■ **Supplied records**
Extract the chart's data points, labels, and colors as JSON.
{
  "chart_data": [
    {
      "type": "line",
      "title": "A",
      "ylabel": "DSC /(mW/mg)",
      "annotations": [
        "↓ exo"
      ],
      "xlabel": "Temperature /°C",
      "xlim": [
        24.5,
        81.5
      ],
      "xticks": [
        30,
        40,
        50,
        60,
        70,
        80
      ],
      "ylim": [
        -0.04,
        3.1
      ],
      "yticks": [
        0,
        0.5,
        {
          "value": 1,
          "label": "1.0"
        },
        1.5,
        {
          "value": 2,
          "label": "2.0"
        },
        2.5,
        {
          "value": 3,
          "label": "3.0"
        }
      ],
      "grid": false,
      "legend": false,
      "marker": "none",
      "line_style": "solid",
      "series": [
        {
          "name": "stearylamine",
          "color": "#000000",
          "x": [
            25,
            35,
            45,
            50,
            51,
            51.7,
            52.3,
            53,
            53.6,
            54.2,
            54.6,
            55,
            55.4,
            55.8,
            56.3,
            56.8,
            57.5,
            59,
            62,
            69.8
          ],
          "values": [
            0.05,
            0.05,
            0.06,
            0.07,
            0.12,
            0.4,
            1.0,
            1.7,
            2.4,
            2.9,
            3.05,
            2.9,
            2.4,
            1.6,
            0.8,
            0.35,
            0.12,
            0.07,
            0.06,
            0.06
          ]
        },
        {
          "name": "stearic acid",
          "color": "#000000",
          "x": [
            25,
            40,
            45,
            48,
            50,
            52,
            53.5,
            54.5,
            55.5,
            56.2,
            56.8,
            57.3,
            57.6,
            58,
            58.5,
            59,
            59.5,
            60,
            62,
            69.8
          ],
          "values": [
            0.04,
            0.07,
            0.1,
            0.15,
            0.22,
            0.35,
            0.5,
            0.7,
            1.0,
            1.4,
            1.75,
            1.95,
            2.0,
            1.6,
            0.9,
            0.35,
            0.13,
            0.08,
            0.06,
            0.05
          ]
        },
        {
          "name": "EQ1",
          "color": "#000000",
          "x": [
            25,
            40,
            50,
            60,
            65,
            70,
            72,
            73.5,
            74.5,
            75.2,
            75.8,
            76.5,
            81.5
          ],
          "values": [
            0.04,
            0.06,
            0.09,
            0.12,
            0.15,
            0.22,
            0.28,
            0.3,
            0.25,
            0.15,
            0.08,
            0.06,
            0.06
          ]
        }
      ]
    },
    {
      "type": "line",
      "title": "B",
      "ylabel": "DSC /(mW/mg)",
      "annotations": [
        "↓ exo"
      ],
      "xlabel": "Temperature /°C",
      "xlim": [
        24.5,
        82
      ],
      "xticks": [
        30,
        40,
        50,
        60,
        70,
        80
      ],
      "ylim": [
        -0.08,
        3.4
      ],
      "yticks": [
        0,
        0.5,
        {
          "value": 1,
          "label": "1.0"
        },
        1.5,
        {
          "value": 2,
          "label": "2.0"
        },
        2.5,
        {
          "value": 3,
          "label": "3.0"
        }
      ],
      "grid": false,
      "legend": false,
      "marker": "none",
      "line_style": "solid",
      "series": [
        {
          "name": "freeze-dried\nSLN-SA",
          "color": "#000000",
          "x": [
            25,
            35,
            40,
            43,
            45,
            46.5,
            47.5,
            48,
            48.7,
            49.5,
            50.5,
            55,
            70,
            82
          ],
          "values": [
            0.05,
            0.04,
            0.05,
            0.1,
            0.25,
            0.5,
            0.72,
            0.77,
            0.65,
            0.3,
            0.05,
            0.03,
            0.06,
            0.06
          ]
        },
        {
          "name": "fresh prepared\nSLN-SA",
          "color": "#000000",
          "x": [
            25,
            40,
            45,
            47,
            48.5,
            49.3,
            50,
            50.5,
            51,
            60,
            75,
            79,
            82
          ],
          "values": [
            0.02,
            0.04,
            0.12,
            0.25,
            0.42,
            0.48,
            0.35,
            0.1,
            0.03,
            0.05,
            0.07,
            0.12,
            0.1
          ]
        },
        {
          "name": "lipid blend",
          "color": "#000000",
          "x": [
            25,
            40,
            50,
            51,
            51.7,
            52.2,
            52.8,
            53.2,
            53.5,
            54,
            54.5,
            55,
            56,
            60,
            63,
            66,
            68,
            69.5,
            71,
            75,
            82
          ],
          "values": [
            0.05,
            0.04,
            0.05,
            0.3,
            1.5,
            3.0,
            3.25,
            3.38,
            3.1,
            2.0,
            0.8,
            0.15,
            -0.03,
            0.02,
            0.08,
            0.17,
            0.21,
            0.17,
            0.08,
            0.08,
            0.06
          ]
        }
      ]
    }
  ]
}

■ **What the task asks**
Return every line exactly.

■ **Response**
Extract the chart's data points, labels, and colors as JSON.
{
  "chart_data": [
    {
      "type": "line",
      "title": "A",
      "ylabel": "DSC /(mW/mg)",
      "annotations": [
        "↓ exo"
      ],
      "xlabel": "Temperature /°C",
      "xlim": [
        24.5,
        81.5
      ],
      "xticks": [
        30,
        40,
        50,
        60,
        70,
        80
      ],
      "ylim": [
        -0.04,
        3.1
      ],
      "yticks": [
        0,
        0.5,
        {
          "value": 1,
          "label": "1.0"
        },
        1.5,
        {
          "value": 2,
          "label": "2.0"
        },
        2.5,
        {
          "value": 3,
          "label": "3.0"
        }
      ],
      "grid": false,
      "legend": false,
      "marker": "none",
      "line_style": "solid",
      "series": [
        {
          "name": "stearylamine",
          "color": "#000000",
          "x": [
            25,
            35,
            45,
            50,
            51,
            51.7,
            52.3,
            53,
            53.6,
            54.2,
            54.6,
            55,
            55.4,
            55.8,
            56.3,
            56.8,
            57.5,
            59,
            62,
            69.8
          ],
          "values": [
            0.05,
            0.05,
            0.06,
            0.07,
            0.12,
            0.4,
            1.0,
            1.7,
            2.4,
            2.9,
            3.05,
            2.9,
            2.4,
            1.6,
            0.8,
            0.35,
            0.12,
            0.07,
            0.06,
            0.06
          ]
        },
        {
          "name": "stearic acid",
          "color": "#000000",
          "x": [
            25,
            40,
            45,
            48,
            50,
            52,
            53.5,
            54.5,
            55.5,
            56.2,
            56.8,
            57.3,
            57.6,
            58,
            58.5,
            59,
            59.5,
            60,
            62,
            69.8
          ],
          "values": [
            0.04,
            0.07,
            0.1,
            0.15,
            0.22,
            0.35,
            0.5,
            0.7,
            1.0,
            1.4,
            1.75,
            1.95,
            2.0,
            1.6,
            0.9,
            0.35,
            0.13,
            0.08,
            0.06,
            0.05
          ]
        },
        {
          "name": "EQ1",
          "color": "#000000",
          "x": [
            25,
            40,
            50,
            60,
            65,
            70,
            72,
            73.5,
            74.5,
            75.2,
            75.8,
            76.5,
            81.5
          ],
          "values": [
            0.04,
            0.06,
            0.09,
            0.12,
            0.15,
            0.22,
            0.28,
            0.3,
            0.25,
            0.15,
            0.08,
            0.06,
            0.06
          ]
        }
      ]
    },
    {
      "type": "line",
      "title": "B",
      "ylabel": "DSC /(mW/mg)",
      "annotations": [
        "↓ exo"
      ],
      "xlabel": "Temperature /°C",
      "xlim": [
        24.5,
        82
      ],
      "xticks": [
        30,
        40,
        50,
        60,
        70,
        80
      ],
      "ylim": [
        -0.08,
        3.4
      ],
      "yticks": [
        0,
        0.5,
        {
          "value": 1,
          "label": "1.0"
        },
        1.5,
        {
          "value": 2,
          "label": "2.0"
        },
        2.5,
        {
          "value": 3,
          "label": "3.0"
        }
      ],
      "grid": false,
      "legend": false,
      "marker": "none",
      "line_style": "solid",
      "series": [
        {
          "name": "freeze-dried\nSLN-SA",
          "color": "#000000",
          "x": [
            25,
            35,
            40,
            43,
            45,
            46.5,
            47.5,
            48,
            48.7,
            49.5,
            50.5,
            55,
            70,
            82
          ],
          "values": [
            0.05,
            0.04,
            0.05,
            0.1,
            0.25,
            0.5,
            0.72,
            0.77,
            0.65,
            0.3,
            0.05,
            0.03,
            0.06,
            0.06
          ]
        },
        {
          "name": "fresh prepared\nSLN-SA",
          "color": "#000000",
          "x": [
            25,
            40,
            45,
            47,
            48.5,
            49.3,
            50,
            50.5,
            51,
            60,
            75,
            79,
            82
          ],
          "values": [
            0.02,
            0.04,
            0.12,
            0.25,
            0.42,
            0.48,
            0.35,
            0.1,
            0.03,
            0.05,
            0.07,
            0.12,
            0.1
          ]
        },
        {
          "name": "lipid blend",
          "color": "#000000",
          "x": [
            25,
            40,
            50,
            51,
            51.7,
            52.2,
            52.8,
            53.2,
            53.5,
            54,
            54.5,
            55,
            56,
            60,
            63,
            66,
            68,
            69.5,
            71,
            75,
            82
          ],
          "values": [
            0.05,
            0.04,
            0.05,
            0.3,
            1.5,
            3.0,
            3.25,
            3.38,
            3.1,
            2.0,
            0.8,
            0.15,
            -0.03,
            0.02,
            0.08,
            0.17,
            0.21,
            0.17,
            0.08,
            0.08,
            0.06
          ]
        }
      ]
    }
  ]
}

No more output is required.